Take every line from the material that has the word "image" in it.

(Dataset entries on figures)
------------------------------------------------------------
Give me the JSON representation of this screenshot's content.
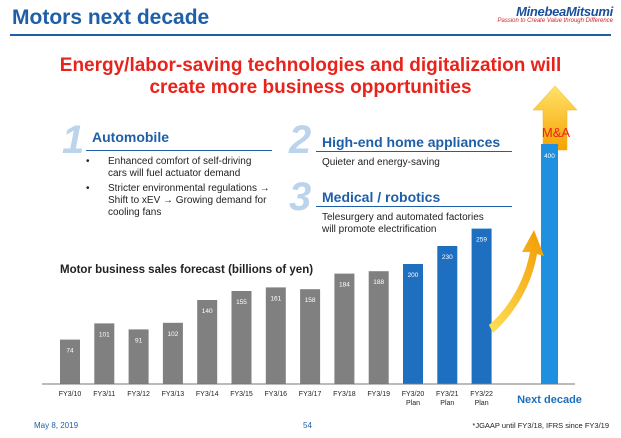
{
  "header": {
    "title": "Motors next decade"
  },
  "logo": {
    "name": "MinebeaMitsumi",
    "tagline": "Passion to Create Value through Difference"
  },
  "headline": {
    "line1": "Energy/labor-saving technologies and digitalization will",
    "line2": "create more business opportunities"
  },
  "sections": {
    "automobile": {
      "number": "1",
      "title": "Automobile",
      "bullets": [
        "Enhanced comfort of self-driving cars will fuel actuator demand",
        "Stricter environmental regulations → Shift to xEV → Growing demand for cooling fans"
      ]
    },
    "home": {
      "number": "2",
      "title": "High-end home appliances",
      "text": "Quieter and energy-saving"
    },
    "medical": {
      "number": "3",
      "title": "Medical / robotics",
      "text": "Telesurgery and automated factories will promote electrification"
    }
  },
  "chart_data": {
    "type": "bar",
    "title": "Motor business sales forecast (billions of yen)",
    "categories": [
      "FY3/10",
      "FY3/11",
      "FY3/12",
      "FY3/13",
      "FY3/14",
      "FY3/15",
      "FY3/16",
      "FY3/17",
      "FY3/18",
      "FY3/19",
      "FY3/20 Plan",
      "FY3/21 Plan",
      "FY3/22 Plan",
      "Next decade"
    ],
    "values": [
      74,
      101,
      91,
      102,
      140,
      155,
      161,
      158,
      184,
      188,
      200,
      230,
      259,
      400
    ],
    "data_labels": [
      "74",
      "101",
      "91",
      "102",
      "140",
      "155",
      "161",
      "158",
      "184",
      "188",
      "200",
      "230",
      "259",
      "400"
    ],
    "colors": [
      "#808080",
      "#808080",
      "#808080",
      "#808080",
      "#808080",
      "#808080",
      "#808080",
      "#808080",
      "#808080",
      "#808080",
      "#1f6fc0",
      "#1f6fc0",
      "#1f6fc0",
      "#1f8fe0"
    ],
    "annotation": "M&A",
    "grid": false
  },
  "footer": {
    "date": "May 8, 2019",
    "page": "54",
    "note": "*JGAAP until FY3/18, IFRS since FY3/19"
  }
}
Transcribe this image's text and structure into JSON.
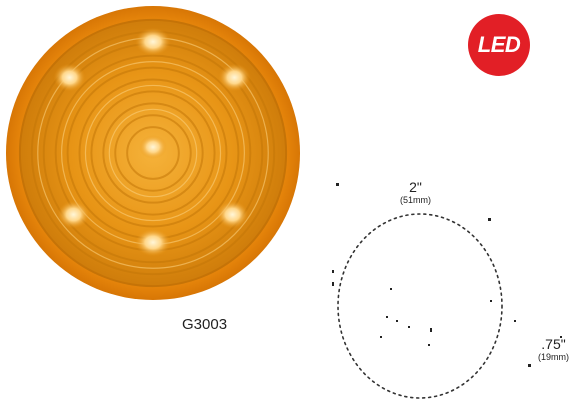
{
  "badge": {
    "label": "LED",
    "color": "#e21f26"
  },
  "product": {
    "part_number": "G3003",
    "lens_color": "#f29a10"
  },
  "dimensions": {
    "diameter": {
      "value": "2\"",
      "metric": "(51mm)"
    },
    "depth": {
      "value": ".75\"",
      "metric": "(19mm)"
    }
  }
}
------------------------------------------------------------
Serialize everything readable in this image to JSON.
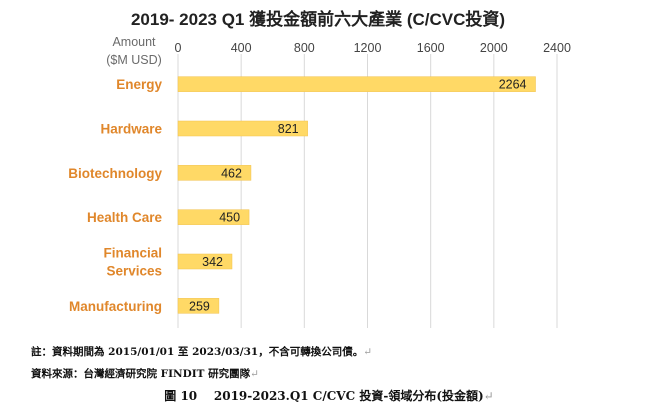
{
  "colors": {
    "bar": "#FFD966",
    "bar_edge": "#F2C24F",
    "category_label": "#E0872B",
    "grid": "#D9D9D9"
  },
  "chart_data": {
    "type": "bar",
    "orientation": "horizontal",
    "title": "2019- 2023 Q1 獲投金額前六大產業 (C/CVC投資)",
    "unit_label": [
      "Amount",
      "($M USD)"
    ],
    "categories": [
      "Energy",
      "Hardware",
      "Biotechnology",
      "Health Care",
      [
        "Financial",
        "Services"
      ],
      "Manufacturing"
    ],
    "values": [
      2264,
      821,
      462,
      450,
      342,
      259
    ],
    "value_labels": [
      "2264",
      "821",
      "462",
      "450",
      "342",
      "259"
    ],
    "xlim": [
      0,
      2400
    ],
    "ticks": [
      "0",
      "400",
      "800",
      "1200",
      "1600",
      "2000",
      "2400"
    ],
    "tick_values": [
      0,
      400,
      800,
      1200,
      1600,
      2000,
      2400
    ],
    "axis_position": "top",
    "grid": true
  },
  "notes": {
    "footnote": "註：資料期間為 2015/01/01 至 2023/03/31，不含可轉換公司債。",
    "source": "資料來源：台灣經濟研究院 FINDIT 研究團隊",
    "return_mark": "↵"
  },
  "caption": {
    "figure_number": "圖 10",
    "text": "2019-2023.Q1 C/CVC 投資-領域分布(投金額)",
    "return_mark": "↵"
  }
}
------------------------------------------------------------
### OUTPUT OF THE TASK:
Transcribe this image's text and structure into JSON.
Serialize everything readable in this image to JSON.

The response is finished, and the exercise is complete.